▶ **SUPPLIED INFORMATION**:

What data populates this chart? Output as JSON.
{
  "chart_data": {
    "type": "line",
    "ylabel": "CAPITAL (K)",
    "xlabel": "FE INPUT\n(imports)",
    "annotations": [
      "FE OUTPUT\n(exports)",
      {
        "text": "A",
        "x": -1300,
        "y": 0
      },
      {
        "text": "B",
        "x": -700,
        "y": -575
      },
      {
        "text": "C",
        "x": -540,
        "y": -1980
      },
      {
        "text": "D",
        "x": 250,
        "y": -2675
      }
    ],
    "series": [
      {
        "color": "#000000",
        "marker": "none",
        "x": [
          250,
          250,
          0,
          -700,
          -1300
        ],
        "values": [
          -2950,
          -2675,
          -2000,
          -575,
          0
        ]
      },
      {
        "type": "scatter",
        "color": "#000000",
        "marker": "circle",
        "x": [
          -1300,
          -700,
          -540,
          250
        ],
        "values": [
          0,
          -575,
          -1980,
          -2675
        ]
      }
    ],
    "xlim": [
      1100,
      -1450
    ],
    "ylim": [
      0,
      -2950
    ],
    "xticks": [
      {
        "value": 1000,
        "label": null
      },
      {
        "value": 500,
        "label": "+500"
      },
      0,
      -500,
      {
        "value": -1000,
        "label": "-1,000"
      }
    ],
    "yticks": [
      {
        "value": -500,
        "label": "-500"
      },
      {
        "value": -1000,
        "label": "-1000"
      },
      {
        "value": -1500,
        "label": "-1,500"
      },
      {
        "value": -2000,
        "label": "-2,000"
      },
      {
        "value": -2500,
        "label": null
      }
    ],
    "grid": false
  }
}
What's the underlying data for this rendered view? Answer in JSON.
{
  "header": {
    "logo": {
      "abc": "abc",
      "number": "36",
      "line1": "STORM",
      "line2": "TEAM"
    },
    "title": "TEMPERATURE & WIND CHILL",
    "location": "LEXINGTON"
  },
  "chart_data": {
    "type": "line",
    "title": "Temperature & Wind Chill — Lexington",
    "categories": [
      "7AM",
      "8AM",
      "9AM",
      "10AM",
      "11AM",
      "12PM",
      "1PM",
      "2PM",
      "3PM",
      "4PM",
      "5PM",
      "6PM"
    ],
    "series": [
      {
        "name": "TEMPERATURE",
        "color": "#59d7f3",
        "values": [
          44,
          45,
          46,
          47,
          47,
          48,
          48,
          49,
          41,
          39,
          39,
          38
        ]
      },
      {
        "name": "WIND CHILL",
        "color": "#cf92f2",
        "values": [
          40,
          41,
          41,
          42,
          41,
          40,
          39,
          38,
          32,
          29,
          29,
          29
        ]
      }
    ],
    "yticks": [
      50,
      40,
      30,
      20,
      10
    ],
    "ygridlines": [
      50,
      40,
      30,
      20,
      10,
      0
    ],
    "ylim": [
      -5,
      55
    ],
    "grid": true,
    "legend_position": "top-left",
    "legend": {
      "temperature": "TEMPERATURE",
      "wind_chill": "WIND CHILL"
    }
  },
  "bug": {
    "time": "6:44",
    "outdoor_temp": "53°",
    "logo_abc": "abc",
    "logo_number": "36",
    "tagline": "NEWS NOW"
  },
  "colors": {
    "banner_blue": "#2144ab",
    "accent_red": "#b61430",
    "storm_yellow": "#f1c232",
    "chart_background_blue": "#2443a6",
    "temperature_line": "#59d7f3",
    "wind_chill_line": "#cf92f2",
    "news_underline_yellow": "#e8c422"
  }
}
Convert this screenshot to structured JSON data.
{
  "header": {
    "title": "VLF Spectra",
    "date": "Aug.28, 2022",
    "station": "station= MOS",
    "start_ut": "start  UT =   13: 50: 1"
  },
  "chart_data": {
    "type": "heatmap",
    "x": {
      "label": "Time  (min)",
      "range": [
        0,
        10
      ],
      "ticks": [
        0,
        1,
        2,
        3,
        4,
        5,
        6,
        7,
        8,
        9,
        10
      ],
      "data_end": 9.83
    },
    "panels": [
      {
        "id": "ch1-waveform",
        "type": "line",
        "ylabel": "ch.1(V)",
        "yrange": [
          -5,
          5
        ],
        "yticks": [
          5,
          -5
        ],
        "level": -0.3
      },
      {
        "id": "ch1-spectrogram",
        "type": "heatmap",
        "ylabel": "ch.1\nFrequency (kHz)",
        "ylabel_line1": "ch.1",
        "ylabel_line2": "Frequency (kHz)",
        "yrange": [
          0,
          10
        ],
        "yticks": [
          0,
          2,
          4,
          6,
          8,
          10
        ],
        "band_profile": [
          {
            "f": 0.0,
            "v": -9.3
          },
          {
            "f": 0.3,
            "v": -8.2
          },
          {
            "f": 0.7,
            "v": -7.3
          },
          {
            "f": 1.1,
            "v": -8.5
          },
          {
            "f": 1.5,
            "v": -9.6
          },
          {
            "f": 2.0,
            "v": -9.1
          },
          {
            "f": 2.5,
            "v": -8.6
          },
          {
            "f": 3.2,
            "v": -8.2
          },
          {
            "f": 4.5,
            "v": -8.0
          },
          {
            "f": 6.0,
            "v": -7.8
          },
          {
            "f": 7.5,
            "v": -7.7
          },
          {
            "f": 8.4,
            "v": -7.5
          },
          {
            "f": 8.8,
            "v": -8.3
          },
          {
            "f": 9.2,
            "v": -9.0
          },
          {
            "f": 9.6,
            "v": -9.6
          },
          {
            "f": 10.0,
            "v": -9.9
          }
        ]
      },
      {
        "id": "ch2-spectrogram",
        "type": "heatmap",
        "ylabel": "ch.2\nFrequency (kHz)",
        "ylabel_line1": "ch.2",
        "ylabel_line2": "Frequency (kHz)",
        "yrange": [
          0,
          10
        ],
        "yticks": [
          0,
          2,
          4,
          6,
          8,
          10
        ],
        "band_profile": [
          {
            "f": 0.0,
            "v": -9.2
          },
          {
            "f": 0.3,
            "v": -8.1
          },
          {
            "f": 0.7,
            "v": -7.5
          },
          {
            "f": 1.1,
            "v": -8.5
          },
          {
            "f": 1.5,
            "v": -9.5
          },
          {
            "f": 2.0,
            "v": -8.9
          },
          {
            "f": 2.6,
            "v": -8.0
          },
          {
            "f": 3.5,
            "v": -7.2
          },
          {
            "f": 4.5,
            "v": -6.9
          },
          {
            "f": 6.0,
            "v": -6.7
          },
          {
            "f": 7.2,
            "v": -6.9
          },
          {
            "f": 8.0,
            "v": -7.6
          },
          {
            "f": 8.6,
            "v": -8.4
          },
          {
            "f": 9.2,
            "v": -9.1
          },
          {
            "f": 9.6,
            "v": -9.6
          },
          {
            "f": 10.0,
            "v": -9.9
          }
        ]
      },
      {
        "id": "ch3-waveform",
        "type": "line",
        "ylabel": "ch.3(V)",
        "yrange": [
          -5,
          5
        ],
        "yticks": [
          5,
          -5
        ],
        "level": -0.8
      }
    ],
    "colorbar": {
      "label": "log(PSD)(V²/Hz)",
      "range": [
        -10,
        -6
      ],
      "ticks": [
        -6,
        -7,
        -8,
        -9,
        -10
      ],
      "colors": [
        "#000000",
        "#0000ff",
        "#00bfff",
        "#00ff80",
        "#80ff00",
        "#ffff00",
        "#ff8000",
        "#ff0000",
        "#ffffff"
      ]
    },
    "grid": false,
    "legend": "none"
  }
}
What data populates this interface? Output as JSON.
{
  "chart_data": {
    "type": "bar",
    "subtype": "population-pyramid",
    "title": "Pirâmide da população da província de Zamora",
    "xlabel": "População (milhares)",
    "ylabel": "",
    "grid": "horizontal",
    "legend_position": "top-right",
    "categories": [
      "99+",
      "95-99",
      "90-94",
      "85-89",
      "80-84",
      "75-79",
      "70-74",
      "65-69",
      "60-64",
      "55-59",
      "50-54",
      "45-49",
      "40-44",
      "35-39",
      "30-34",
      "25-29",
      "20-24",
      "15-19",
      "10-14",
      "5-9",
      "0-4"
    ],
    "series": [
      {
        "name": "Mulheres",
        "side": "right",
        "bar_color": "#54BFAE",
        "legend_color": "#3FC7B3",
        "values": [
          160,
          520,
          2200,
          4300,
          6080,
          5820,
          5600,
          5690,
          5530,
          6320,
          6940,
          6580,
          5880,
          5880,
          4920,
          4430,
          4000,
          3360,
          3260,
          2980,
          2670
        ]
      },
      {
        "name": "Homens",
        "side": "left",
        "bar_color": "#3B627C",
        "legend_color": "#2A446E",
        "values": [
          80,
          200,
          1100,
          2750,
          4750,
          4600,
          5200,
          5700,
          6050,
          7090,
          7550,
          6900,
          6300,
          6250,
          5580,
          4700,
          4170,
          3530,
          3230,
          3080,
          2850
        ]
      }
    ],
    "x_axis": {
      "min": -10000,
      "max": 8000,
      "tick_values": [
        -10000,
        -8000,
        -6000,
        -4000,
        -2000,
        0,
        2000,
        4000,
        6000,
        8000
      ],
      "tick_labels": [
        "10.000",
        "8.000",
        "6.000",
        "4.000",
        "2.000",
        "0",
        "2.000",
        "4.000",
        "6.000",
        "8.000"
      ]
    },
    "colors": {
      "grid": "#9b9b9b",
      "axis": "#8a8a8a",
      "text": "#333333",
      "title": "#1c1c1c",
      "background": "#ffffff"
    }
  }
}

▶ **WHAT YOU HAVE TO DO**: Only a number is wanted: how many lines above include "text"?

▶ **WORKED SOLUTION**: 5